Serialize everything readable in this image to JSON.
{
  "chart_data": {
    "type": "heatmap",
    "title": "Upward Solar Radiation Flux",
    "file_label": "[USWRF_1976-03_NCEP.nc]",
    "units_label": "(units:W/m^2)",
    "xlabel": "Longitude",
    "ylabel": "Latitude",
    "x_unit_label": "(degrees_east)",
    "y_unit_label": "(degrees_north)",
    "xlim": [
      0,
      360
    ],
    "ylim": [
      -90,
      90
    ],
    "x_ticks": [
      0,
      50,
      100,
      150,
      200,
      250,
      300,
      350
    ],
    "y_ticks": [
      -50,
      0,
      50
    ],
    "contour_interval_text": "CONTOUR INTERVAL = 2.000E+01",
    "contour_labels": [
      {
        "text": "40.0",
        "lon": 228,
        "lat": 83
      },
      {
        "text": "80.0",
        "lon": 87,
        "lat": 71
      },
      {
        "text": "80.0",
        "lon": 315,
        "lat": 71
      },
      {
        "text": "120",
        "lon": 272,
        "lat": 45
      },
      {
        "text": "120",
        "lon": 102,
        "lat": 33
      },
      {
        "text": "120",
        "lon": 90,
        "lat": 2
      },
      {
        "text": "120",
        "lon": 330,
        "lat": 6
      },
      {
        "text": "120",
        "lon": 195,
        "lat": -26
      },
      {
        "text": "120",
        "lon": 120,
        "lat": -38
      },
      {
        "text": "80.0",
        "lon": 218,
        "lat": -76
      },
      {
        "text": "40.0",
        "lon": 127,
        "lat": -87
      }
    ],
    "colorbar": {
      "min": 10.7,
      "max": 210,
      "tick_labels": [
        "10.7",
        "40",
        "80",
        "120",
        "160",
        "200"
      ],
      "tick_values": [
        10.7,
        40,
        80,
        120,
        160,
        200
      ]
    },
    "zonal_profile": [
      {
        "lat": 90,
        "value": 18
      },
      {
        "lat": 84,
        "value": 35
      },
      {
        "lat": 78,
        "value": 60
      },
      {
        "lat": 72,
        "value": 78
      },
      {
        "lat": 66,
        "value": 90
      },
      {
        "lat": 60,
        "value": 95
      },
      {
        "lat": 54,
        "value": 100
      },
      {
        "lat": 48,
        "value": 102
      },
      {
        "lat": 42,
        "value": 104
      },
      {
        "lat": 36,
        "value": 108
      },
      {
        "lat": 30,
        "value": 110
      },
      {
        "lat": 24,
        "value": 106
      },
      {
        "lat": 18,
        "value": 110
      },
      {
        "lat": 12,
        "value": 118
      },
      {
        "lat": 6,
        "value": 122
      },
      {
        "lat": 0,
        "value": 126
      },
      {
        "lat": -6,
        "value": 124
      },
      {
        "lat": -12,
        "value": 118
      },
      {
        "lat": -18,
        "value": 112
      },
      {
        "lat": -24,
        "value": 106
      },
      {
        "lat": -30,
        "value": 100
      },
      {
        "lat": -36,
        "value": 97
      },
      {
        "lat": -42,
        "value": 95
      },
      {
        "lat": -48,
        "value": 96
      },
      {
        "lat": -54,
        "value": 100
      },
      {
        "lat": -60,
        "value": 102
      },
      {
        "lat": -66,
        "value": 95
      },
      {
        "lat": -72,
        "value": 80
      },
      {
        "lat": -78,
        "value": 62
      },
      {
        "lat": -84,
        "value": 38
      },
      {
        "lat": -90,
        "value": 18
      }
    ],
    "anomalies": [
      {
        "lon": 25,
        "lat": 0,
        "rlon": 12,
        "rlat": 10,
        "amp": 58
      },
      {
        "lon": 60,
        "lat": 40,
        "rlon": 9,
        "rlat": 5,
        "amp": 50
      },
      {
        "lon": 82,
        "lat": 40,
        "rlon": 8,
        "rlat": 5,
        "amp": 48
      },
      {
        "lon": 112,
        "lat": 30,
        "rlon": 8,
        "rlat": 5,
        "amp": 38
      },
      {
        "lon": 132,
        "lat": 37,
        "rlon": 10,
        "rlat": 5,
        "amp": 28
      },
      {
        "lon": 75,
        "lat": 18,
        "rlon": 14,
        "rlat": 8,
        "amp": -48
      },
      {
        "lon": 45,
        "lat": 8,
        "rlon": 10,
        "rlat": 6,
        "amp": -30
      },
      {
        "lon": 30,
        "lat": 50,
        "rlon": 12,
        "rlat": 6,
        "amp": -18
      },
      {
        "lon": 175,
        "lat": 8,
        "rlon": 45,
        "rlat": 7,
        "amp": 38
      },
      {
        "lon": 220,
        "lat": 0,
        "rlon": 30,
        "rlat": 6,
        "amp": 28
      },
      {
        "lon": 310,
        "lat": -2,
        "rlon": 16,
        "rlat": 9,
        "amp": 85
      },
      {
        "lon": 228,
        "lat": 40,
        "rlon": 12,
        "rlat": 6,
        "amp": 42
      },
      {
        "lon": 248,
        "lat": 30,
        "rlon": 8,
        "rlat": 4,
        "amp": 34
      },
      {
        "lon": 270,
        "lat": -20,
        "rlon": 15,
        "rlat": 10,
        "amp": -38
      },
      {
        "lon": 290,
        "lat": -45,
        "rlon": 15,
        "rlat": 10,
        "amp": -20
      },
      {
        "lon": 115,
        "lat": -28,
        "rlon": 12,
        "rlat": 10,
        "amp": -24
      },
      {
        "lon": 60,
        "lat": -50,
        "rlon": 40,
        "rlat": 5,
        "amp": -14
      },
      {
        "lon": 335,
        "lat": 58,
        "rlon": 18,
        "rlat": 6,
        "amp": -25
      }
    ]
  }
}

### Your instructions
Quote all of the entries exactly as they appear.

### Right answer
Serialize everything readable in this image to JSON.
{
  "chart_data": {
    "type": "heatmap",
    "title": "Upward Solar Radiation Flux",
    "file_label": "[USWRF_1976-03_NCEP.nc]",
    "units_label": "(units:W/m^2)",
    "xlabel": "Longitude",
    "ylabel": "Latitude",
    "x_unit_label": "(degrees_east)",
    "y_unit_label": "(degrees_north)",
    "xlim": [
      0,
      360
    ],
    "ylim": [
      -90,
      90
    ],
    "x_ticks": [
      0,
      50,
      100,
      150,
      200,
      250,
      300,
      350
    ],
    "y_ticks": [
      -50,
      0,
      50
    ],
    "contour_interval_text": "CONTOUR INTERVAL = 2.000E+01",
    "contour_labels": [
      {
        "text": "40.0",
        "lon": 228,
        "lat": 83
      },
      {
        "text": "80.0",
        "lon": 87,
        "lat": 71
      },
      {
        "text": "80.0",
        "lon": 315,
        "lat": 71
      },
      {
        "text": "120",
        "lon": 272,
        "lat": 45
      },
      {
        "text": "120",
        "lon": 102,
        "lat": 33
      },
      {
        "text": "120",
        "lon": 90,
        "lat": 2
      },
      {
        "text": "120",
        "lon": 330,
        "lat": 6
      },
      {
        "text": "120",
        "lon": 195,
        "lat": -26
      },
      {
        "text": "120",
        "lon": 120,
        "lat": -38
      },
      {
        "text": "80.0",
        "lon": 218,
        "lat": -76
      },
      {
        "text": "40.0",
        "lon": 127,
        "lat": -87
      }
    ],
    "colorbar": {
      "min": 10.7,
      "max": 210,
      "tick_labels": [
        "10.7",
        "40",
        "80",
        "120",
        "160",
        "200"
      ],
      "tick_values": [
        10.7,
        40,
        80,
        120,
        160,
        200
      ]
    },
    "zonal_profile": [
      {
        "lat": 90,
        "value": 18
      },
      {
        "lat": 84,
        "value": 35
      },
      {
        "lat": 78,
        "value": 60
      },
      {
        "lat": 72,
        "value": 78
      },
      {
        "lat": 66,
        "value": 90
      },
      {
        "lat": 60,
        "value": 95
      },
      {
        "lat": 54,
        "value": 100
      },
      {
        "lat": 48,
        "value": 102
      },
      {
        "lat": 42,
        "value": 104
      },
      {
        "lat": 36,
        "value": 108
      },
      {
        "lat": 30,
        "value": 110
      },
      {
        "lat": 24,
        "value": 106
      },
      {
        "lat": 18,
        "value": 110
      },
      {
        "lat": 12,
        "value": 118
      },
      {
        "lat": 6,
        "value": 122
      },
      {
        "lat": 0,
        "value": 126
      },
      {
        "lat": -6,
        "value": 124
      },
      {
        "lat": -12,
        "value": 118
      },
      {
        "lat": -18,
        "value": 112
      },
      {
        "lat": -24,
        "value": 106
      },
      {
        "lat": -30,
        "value": 100
      },
      {
        "lat": -36,
        "value": 97
      },
      {
        "lat": -42,
        "value": 95
      },
      {
        "lat": -48,
        "value": 96
      },
      {
        "lat": -54,
        "value": 100
      },
      {
        "lat": -60,
        "value": 102
      },
      {
        "lat": -66,
        "value": 95
      },
      {
        "lat": -72,
        "value": 80
      },
      {
        "lat": -78,
        "value": 62
      },
      {
        "lat": -84,
        "value": 38
      },
      {
        "lat": -90,
        "value": 18
      }
    ],
    "anomalies": [
      {
        "lon": 25,
        "lat": 0,
        "rlon": 12,
        "rlat": 10,
        "amp": 58
      },
      {
        "lon": 60,
        "lat": 40,
        "rlon": 9,
        "rlat": 5,
        "amp": 50
      },
      {
        "lon": 82,
        "lat": 40,
        "rlon": 8,
        "rlat": 5,
        "amp": 48
      },
      {
        "lon": 112,
        "lat": 30,
        "rlon": 8,
        "rlat": 5,
        "amp": 38
      },
      {
        "lon": 132,
        "lat": 37,
        "rlon": 10,
        "rlat": 5,
        "amp": 28
      },
      {
        "lon": 75,
        "lat": 18,
        "rlon": 14,
        "rlat": 8,
        "amp": -48
      },
      {
        "lon": 45,
        "lat": 8,
        "rlon": 10,
        "rlat": 6,
        "amp": -30
      },
      {
        "lon": 30,
        "lat": 50,
        "rlon": 12,
        "rlat": 6,
        "amp": -18
      },
      {
        "lon": 175,
        "lat": 8,
        "rlon": 45,
        "rlat": 7,
        "amp": 38
      },
      {
        "lon": 220,
        "lat": 0,
        "rlon": 30,
        "rlat": 6,
        "amp": 28
      },
      {
        "lon": 310,
        "lat": -2,
        "rlon": 16,
        "rlat": 9,
        "amp": 85
      },
      {
        "lon": 228,
        "lat": 40,
        "rlon": 12,
        "rlat": 6,
        "amp": 42
      },
      {
        "lon": 248,
        "lat": 30,
        "rlon": 8,
        "rlat": 4,
        "amp": 34
      },
      {
        "lon": 270,
        "lat": -20,
        "rlon": 15,
        "rlat": 10,
        "amp": -38
      },
      {
        "lon": 290,
        "lat": -45,
        "rlon": 15,
        "rlat": 10,
        "amp": -20
      },
      {
        "lon": 115,
        "lat": -28,
        "rlon": 12,
        "rlat": 10,
        "amp": -24
      },
      {
        "lon": 60,
        "lat": -50,
        "rlon": 40,
        "rlat": 5,
        "amp": -14
      },
      {
        "lon": 335,
        "lat": 58,
        "rlon": 18,
        "rlat": 6,
        "amp": -25
      }
    ]
  }
}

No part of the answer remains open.